Whenever a line contains the string "host", copy it out of the entries.
##############################
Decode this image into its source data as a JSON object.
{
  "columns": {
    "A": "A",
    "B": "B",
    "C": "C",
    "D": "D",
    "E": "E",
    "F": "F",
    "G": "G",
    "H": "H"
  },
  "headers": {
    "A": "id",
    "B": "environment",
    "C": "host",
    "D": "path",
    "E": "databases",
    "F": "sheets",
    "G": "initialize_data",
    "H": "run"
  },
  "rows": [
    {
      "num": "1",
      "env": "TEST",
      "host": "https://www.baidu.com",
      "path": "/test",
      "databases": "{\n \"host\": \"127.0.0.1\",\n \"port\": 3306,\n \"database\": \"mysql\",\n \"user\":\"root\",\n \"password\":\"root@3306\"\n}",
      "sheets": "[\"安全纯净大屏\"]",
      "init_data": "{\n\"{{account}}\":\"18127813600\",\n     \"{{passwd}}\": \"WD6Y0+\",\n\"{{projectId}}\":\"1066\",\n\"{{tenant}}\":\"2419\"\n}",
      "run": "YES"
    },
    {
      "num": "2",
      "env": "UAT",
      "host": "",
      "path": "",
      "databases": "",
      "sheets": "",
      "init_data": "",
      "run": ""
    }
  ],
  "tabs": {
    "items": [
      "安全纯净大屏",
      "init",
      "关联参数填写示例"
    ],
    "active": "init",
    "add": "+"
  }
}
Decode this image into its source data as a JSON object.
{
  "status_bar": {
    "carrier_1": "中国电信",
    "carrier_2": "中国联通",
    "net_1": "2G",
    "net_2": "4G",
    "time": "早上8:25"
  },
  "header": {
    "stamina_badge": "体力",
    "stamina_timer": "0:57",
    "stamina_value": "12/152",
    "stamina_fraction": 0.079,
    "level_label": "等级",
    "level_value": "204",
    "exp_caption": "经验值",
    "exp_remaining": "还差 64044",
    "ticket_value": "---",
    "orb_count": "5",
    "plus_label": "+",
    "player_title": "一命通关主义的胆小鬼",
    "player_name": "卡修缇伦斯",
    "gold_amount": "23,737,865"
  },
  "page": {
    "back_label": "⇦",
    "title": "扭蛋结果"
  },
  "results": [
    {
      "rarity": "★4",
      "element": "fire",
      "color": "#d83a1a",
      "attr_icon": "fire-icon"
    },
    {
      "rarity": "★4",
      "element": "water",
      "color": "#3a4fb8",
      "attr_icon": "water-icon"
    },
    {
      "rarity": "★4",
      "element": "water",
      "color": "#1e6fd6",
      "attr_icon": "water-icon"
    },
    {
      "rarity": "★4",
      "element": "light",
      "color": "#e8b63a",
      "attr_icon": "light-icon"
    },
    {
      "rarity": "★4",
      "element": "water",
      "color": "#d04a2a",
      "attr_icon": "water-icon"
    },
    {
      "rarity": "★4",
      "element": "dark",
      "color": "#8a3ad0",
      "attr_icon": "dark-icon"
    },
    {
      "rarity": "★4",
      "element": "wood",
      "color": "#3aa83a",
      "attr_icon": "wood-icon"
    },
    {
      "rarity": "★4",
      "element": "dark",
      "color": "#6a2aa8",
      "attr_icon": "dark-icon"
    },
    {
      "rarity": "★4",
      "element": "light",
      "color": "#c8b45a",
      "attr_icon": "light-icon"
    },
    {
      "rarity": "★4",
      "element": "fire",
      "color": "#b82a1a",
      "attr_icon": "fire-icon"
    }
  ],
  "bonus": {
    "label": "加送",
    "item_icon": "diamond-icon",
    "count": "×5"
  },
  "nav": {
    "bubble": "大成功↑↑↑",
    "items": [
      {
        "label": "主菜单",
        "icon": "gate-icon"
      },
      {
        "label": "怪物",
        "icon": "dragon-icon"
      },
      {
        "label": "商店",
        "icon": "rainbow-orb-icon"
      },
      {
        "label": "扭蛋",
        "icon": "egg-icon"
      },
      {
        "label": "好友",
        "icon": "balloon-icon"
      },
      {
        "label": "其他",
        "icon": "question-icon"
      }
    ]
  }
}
##############################
* _THE REPLY_:
    "C": "host",
      "host": "https://www.baidu.com",
      "databases": "{\n \"host\": \"127.0.0.1\",\n \"port\": 3306,\n \"database\": \"mysql\",\n \"user\":\"root\",\n \"password\":\"root@3306\"\n}",
      "host": "",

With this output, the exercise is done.